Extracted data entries
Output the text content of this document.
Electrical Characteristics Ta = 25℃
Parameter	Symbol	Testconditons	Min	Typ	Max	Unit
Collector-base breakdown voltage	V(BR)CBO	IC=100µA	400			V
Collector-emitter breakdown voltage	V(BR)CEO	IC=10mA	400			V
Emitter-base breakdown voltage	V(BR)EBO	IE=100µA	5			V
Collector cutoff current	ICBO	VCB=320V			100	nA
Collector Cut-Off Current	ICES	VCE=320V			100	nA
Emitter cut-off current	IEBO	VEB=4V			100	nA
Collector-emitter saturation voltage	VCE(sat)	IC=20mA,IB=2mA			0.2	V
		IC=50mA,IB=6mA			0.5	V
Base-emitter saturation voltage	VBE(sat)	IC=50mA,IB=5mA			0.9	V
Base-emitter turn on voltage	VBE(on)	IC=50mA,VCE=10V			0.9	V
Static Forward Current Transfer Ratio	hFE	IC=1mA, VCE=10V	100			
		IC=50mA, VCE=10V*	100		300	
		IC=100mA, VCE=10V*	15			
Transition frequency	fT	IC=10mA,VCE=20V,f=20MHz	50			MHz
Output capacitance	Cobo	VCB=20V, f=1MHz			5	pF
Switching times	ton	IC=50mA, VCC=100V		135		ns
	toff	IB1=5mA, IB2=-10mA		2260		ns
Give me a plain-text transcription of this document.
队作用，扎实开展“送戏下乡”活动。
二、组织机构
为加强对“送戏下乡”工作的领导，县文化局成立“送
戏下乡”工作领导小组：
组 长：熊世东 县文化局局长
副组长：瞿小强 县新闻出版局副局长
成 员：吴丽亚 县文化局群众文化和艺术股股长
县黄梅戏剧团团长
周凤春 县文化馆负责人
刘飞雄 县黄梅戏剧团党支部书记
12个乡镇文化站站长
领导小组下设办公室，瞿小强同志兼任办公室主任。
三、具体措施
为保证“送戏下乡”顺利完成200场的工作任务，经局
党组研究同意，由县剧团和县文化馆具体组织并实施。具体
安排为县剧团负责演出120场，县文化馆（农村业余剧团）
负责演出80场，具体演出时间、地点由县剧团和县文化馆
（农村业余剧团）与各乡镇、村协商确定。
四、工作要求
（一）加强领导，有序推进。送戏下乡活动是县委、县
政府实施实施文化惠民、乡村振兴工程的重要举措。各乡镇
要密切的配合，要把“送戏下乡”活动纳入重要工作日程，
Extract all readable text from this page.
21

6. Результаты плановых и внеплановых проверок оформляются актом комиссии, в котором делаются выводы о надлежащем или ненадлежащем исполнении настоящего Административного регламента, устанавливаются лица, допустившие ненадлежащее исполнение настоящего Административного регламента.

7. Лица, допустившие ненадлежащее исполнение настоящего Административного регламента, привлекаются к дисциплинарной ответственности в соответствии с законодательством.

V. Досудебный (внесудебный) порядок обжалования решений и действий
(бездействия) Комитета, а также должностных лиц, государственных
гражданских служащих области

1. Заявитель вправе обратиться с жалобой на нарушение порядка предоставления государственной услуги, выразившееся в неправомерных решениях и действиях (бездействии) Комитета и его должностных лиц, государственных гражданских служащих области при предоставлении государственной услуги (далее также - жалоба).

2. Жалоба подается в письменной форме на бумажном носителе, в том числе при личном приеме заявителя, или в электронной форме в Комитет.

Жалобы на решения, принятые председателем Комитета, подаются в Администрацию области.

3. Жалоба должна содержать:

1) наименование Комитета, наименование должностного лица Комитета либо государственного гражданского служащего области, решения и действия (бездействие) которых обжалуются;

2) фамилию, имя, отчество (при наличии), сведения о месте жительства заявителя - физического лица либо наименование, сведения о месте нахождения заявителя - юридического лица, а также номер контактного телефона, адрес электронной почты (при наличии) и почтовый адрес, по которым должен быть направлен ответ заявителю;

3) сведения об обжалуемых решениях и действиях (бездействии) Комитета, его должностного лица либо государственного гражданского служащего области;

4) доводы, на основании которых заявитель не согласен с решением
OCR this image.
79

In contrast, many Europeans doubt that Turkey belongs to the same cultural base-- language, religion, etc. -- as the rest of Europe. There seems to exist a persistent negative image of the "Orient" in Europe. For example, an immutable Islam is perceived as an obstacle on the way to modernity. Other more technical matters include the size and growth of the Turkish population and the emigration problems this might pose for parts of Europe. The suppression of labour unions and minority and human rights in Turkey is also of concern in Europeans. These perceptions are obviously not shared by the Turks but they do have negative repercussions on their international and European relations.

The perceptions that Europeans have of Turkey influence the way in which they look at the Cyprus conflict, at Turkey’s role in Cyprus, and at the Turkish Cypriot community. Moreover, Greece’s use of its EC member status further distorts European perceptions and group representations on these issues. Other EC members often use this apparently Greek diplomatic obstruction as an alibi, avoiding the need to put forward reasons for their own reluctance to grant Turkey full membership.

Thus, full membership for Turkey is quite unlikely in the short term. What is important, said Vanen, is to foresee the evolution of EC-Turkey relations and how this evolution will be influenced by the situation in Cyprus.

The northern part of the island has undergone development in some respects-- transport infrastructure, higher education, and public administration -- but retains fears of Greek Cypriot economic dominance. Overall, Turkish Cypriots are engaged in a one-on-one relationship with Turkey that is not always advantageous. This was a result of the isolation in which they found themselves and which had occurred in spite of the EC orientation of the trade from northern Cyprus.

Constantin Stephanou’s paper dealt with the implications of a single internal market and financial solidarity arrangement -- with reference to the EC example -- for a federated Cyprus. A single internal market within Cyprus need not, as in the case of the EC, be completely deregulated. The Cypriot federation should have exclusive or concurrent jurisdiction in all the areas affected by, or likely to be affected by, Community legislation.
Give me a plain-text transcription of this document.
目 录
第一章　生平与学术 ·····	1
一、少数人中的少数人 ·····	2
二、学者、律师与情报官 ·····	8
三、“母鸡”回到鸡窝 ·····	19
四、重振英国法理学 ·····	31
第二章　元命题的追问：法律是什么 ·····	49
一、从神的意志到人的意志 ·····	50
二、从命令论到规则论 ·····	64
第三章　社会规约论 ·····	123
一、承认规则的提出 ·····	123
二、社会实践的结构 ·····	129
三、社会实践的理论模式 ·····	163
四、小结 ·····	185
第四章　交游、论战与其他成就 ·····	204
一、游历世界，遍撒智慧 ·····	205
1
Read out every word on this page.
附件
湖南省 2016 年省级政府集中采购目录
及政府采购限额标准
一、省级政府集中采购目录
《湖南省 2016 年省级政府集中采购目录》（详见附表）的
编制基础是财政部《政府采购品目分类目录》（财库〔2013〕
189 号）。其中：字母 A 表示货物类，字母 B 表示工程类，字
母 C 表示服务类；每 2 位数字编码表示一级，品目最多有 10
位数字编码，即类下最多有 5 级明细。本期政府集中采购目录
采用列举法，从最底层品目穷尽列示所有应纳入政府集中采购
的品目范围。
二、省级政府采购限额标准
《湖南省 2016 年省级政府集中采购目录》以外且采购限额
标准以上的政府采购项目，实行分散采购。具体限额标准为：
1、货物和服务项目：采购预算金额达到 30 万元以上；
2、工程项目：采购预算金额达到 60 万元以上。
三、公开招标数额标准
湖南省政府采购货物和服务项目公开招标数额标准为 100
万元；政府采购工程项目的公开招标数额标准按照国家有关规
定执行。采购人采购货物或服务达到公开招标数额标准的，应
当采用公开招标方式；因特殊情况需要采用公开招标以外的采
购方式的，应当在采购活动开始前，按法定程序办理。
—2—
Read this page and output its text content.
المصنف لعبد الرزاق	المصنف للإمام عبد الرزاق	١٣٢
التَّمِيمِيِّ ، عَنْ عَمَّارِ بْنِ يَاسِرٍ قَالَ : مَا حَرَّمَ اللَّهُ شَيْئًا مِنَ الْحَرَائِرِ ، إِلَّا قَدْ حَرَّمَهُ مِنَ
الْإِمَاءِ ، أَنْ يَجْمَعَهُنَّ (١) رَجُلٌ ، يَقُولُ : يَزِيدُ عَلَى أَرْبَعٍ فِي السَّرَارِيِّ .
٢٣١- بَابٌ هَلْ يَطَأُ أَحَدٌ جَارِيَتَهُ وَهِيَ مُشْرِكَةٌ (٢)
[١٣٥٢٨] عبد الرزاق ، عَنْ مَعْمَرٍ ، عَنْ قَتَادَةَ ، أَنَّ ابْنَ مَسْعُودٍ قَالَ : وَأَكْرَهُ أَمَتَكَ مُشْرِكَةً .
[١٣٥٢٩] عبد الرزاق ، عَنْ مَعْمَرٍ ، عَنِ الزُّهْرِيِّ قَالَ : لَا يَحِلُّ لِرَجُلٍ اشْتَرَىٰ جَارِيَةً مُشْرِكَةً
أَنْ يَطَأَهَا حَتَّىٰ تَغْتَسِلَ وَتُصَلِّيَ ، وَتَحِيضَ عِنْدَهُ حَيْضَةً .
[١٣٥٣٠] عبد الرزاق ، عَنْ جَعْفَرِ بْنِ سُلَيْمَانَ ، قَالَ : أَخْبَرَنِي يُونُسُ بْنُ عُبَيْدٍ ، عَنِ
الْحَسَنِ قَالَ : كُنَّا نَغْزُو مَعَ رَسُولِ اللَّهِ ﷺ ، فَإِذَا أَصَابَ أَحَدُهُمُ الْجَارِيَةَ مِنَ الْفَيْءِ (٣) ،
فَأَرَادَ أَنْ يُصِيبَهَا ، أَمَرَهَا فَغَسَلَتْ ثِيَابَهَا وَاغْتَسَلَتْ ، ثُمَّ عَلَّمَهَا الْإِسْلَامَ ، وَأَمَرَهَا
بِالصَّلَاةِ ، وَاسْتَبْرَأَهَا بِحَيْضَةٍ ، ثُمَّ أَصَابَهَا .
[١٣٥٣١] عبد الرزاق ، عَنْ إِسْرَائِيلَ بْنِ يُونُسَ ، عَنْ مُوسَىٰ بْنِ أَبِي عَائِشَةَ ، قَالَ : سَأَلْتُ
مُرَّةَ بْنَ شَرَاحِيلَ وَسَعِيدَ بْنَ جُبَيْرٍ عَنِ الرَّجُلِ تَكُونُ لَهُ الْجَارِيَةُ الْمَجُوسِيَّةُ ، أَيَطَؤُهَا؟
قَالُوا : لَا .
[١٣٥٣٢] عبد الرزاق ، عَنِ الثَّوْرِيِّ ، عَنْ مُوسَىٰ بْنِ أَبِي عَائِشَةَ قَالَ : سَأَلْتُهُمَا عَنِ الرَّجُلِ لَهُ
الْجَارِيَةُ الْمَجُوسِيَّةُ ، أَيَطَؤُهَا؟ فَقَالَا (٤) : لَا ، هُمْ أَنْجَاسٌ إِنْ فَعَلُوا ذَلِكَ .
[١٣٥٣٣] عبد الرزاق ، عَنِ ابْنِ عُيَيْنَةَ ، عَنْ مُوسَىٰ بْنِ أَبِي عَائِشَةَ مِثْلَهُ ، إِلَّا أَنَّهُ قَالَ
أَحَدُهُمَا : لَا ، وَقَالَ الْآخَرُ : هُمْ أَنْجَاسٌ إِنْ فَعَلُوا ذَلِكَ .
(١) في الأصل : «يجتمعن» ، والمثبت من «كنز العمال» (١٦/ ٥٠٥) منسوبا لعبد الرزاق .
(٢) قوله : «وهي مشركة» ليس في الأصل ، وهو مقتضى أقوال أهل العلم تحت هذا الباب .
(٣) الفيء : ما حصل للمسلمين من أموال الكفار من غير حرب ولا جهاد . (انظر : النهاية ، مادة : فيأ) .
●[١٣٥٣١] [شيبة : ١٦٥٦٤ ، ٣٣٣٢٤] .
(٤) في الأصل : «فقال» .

§ **Your objective**:
Search the lines for the string "Административного" and copy every line that has it.

§ **Correct output**:
6. Результаты плановых и внеплановых проверок оформляются актом комиссии, в котором делаются выводы о надлежащем или ненадлежащем исполнении настоящего Административного регламента, устанавливаются лица, допустившие ненадлежащее исполнение настоящего Административного регламента.
7. Лица, допустившие ненадлежащее исполнение настоящего Административного регламента, привлекаются к дисциплинарной ответственности в соответствии с законодательством.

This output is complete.